### Direction
Spot each line that carries the word "JSON"; copy those lines.

+++ Supplied data

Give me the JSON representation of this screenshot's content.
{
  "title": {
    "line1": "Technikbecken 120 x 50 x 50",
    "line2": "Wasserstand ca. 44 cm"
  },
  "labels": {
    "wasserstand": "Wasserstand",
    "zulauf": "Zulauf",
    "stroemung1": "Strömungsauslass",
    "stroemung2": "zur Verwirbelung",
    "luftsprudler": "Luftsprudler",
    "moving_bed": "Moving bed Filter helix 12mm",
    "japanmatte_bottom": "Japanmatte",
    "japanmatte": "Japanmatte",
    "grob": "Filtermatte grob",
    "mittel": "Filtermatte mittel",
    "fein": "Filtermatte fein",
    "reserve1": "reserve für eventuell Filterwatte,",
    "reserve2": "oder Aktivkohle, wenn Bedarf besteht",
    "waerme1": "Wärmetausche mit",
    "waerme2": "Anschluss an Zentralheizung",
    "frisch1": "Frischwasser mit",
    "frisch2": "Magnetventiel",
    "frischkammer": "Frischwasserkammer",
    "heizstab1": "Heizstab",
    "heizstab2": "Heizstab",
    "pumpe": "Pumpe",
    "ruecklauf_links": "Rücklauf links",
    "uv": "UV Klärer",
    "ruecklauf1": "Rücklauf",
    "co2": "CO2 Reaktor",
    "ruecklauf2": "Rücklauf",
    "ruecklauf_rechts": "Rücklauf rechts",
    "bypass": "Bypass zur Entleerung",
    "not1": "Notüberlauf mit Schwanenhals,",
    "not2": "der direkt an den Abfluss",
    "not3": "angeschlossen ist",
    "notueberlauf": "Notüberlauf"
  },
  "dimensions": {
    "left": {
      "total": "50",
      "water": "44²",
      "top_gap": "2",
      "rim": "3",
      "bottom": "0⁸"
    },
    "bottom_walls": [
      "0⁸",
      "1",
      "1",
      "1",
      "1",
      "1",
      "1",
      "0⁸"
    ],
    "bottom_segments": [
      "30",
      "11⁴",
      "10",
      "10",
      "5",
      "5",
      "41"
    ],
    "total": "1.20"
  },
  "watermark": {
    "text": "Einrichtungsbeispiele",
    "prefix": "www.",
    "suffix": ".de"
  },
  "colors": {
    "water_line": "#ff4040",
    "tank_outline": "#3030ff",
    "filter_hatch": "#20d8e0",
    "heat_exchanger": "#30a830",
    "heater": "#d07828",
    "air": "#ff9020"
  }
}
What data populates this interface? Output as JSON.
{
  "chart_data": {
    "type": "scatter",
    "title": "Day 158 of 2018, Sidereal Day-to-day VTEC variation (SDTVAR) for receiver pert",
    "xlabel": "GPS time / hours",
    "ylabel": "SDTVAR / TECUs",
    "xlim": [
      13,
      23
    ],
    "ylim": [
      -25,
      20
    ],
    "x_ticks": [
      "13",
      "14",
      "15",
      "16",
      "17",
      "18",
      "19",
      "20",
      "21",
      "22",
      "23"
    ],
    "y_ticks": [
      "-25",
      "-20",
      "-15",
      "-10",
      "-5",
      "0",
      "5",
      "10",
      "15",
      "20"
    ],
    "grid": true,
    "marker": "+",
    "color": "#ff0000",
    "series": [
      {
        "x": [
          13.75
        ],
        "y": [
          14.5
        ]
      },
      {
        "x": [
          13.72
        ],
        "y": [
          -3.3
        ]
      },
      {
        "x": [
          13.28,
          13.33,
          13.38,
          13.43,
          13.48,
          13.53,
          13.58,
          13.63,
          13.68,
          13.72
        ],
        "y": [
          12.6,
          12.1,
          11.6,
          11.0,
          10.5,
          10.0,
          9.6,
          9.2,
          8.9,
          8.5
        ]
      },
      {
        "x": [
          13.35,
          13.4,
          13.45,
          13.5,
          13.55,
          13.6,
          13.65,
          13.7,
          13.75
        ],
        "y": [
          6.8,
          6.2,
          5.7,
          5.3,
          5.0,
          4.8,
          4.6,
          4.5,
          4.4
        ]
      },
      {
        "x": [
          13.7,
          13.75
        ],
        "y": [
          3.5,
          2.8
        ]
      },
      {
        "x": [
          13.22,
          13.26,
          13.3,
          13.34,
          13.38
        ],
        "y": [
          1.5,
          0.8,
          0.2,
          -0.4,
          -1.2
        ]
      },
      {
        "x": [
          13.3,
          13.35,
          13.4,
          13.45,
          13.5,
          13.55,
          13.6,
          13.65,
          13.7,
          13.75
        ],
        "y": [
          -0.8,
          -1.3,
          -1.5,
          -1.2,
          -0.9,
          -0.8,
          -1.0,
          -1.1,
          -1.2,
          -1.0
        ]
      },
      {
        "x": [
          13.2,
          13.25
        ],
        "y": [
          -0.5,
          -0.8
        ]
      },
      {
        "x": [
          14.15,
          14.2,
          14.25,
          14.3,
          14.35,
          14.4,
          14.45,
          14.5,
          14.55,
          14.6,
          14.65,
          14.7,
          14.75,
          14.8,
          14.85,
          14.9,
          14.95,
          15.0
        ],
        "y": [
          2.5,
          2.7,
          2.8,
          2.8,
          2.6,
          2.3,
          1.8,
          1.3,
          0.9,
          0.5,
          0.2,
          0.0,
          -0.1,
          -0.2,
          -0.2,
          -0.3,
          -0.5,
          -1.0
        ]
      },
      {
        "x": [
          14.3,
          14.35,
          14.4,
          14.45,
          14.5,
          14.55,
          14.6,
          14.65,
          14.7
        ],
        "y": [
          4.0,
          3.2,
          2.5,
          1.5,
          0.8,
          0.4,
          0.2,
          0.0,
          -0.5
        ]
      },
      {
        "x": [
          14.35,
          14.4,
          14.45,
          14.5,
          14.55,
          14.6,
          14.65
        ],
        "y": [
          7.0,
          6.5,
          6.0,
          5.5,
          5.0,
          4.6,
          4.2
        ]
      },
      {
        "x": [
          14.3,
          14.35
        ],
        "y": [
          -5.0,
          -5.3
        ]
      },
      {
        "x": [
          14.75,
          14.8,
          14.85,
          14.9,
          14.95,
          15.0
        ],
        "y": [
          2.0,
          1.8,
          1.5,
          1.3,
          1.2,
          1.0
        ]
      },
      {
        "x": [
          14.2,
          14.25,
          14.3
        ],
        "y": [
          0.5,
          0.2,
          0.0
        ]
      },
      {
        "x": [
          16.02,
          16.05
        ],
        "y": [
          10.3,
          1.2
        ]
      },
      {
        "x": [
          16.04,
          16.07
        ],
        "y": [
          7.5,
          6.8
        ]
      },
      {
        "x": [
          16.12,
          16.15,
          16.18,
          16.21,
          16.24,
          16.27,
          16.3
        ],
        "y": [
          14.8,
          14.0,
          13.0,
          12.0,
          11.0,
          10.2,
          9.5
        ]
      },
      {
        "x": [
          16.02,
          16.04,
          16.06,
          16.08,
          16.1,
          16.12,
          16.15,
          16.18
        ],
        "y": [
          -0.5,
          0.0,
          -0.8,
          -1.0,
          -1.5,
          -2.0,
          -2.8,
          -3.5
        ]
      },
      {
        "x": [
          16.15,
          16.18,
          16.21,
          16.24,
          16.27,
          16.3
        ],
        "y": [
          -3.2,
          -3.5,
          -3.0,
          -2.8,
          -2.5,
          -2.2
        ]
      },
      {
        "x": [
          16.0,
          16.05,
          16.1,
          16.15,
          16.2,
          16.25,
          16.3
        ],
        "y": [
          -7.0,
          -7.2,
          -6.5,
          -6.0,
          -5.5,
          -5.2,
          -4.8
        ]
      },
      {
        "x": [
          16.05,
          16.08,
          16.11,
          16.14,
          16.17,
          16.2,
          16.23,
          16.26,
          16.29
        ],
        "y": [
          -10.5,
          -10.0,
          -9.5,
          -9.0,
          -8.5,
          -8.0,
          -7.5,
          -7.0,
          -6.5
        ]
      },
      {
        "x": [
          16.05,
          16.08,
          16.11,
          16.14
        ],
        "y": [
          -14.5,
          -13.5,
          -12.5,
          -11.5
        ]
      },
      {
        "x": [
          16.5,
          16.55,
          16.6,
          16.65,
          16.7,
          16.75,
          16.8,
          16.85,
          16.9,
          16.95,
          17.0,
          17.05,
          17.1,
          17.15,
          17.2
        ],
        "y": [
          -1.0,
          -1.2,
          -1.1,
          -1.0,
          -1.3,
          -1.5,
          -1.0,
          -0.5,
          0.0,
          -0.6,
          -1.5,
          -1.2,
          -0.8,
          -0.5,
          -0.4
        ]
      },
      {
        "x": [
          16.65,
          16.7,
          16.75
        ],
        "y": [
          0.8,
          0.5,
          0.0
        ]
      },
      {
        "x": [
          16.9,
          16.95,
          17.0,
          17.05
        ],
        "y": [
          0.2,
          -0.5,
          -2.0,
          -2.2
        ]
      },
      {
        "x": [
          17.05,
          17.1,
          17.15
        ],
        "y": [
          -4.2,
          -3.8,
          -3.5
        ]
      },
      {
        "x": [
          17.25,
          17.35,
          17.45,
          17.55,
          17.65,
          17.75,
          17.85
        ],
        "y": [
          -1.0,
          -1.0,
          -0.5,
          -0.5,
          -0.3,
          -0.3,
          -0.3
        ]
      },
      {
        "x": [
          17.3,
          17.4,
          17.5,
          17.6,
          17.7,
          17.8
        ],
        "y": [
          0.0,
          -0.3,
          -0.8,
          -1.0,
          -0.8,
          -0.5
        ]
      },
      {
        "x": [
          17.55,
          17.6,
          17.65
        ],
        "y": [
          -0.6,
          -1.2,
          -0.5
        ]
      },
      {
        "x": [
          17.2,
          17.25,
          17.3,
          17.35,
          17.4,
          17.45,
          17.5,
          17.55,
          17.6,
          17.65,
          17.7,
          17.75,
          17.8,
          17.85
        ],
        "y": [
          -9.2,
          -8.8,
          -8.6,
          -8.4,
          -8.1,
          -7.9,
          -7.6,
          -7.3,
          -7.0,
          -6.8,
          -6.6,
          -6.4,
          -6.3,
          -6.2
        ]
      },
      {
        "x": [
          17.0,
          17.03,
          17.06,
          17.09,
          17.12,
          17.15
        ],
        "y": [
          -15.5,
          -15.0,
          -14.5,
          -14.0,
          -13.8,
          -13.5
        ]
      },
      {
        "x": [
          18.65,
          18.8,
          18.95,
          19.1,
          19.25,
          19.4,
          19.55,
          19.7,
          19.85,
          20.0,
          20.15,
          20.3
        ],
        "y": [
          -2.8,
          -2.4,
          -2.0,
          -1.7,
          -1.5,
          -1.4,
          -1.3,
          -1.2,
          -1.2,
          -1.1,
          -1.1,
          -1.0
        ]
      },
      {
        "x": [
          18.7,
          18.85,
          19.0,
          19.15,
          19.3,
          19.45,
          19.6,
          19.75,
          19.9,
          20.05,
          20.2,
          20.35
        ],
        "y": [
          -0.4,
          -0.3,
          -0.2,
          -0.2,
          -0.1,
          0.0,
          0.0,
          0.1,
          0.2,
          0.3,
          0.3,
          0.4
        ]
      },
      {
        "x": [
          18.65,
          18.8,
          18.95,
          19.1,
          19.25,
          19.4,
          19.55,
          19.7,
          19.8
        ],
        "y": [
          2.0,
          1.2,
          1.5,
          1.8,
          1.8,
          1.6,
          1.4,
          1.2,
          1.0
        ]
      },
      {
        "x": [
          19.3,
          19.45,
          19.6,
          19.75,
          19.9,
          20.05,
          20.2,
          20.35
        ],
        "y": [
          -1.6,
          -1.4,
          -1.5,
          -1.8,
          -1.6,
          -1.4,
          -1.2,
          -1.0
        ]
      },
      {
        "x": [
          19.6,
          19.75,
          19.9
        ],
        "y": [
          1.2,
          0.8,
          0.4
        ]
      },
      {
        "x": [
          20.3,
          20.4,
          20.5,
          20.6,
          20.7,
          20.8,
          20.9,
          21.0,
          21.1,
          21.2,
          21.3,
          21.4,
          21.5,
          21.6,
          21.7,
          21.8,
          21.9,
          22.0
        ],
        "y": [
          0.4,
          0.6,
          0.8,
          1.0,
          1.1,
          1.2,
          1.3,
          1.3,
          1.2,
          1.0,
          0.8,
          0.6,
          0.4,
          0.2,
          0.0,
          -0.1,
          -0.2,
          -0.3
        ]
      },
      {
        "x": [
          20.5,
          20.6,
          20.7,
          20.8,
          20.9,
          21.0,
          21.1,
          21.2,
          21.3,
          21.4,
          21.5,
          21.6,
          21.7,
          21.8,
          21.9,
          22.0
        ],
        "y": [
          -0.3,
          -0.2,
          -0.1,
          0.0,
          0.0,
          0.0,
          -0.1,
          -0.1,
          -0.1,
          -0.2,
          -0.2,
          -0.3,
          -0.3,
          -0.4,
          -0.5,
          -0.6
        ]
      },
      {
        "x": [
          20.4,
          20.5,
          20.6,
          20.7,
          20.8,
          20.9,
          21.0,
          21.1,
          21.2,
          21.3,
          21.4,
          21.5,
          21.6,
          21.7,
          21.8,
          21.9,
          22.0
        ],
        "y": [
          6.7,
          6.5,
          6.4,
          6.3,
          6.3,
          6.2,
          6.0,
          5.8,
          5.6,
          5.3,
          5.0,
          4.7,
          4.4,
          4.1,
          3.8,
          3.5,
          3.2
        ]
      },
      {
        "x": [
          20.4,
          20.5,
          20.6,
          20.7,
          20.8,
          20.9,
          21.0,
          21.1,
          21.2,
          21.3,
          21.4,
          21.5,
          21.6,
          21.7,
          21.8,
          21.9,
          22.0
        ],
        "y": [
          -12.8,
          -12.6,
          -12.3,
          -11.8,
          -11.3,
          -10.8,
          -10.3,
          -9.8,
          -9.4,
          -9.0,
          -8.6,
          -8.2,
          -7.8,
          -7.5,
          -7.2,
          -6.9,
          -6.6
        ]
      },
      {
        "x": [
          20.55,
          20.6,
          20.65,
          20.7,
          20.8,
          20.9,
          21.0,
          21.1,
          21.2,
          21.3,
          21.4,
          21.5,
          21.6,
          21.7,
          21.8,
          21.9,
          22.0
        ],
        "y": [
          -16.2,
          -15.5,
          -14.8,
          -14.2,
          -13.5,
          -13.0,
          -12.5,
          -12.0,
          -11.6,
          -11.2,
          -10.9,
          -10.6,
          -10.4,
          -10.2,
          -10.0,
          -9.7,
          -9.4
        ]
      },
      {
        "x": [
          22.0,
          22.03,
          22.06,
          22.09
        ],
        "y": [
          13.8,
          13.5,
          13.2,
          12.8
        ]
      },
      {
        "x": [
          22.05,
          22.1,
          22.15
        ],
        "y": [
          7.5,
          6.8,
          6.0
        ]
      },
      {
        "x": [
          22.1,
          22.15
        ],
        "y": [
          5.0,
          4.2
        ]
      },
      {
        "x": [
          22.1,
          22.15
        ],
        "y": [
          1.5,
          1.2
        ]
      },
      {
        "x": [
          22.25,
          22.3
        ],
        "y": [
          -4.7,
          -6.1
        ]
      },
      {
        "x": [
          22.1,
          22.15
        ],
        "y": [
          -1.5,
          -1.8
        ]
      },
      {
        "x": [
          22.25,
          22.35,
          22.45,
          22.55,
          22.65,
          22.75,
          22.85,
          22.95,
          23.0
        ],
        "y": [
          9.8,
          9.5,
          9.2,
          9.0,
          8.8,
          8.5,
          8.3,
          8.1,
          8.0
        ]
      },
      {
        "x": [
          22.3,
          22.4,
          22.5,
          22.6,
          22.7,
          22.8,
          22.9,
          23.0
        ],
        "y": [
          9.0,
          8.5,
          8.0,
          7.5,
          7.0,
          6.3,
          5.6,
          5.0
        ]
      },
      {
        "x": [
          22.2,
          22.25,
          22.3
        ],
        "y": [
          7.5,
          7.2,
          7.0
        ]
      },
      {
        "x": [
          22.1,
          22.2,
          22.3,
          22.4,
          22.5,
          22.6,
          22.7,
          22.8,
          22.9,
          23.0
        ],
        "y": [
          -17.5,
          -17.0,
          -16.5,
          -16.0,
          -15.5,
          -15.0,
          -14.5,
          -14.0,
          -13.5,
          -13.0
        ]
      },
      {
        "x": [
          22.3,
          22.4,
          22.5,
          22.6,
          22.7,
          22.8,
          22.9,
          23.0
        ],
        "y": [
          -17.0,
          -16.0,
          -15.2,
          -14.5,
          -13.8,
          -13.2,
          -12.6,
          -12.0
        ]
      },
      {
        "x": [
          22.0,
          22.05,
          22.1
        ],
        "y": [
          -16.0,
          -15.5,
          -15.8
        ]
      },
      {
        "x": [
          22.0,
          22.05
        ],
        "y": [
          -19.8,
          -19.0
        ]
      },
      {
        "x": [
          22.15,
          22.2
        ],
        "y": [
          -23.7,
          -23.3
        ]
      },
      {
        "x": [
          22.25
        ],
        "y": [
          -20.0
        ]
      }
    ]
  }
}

++++++

### Solved exercise
Give me the JSON representation of this screenshot's content.
What data populates this interface? Output as JSON.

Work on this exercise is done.